*What is needed:* Reproduce verbatim the passage of the Eddie Miller entry starting at "Canadian ice hockey" and ending at "class at Denver.".
══ Excerpted text
- Born: 1930 Leetonia, Minnesota, USA
- Died: December 27, 2014 (aged 83–84)
- Position: Forward/Defenceman
- Played for: Denver
- National team: United States
- Playing career: 1950–1953
- Allegiance: United States
- Branch: United States Navy
- Service years: 1945-1947

= Eddie Miller (ice hockey) =

Canadian ice hockey player

Edward "Eddie" Miller (died December 27,2014) was an American ice hockey Forward and Defenceman who was a member of the inaugural recruiting class at Denver.
════
══ Entries
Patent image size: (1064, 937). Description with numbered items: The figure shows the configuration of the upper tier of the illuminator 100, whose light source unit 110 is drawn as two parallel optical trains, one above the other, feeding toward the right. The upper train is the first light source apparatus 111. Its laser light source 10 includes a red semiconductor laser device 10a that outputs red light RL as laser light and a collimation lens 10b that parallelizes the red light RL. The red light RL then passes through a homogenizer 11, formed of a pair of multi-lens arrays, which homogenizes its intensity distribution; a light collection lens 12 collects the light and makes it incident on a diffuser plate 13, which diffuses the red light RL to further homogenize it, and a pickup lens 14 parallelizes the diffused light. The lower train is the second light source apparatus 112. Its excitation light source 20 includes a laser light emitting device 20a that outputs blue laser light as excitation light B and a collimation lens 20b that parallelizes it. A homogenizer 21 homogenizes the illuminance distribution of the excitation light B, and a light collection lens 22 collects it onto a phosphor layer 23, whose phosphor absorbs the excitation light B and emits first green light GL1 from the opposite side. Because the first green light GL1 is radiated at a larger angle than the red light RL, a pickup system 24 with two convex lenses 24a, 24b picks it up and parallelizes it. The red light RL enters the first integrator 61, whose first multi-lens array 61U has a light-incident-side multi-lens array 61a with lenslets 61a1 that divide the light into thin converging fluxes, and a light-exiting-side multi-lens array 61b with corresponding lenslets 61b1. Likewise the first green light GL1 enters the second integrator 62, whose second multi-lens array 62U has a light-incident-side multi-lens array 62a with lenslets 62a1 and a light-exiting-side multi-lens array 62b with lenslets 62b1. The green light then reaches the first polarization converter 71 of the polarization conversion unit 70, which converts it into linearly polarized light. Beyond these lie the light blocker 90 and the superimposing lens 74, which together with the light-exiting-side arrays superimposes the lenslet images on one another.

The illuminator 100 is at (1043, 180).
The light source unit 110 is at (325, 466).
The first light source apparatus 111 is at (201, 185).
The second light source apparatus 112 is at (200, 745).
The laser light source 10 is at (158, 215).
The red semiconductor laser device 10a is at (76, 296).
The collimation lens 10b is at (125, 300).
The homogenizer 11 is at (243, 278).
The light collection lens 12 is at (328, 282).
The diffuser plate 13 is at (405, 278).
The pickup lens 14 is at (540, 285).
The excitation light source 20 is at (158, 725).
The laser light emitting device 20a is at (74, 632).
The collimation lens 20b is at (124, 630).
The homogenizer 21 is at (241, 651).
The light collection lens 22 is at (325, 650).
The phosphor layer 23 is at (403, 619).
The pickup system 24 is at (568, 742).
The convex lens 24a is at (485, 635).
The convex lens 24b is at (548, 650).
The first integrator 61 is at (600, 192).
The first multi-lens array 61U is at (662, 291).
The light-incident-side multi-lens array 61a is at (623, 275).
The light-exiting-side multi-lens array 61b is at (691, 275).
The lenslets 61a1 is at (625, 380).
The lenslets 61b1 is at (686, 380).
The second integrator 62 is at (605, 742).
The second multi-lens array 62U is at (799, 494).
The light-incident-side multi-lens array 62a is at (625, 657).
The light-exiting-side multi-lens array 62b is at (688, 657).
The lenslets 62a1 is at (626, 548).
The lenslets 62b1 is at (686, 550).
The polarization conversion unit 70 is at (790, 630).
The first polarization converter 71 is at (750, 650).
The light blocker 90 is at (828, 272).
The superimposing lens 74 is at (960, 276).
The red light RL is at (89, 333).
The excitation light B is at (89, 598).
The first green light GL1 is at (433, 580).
════
*In response:*
Canadian ice hockey player

Edward "Eddie" Miller (died December 27,2014) was an American ice hockey Forward and Defenceman who was a member of the inaugural recruiting class at Denver.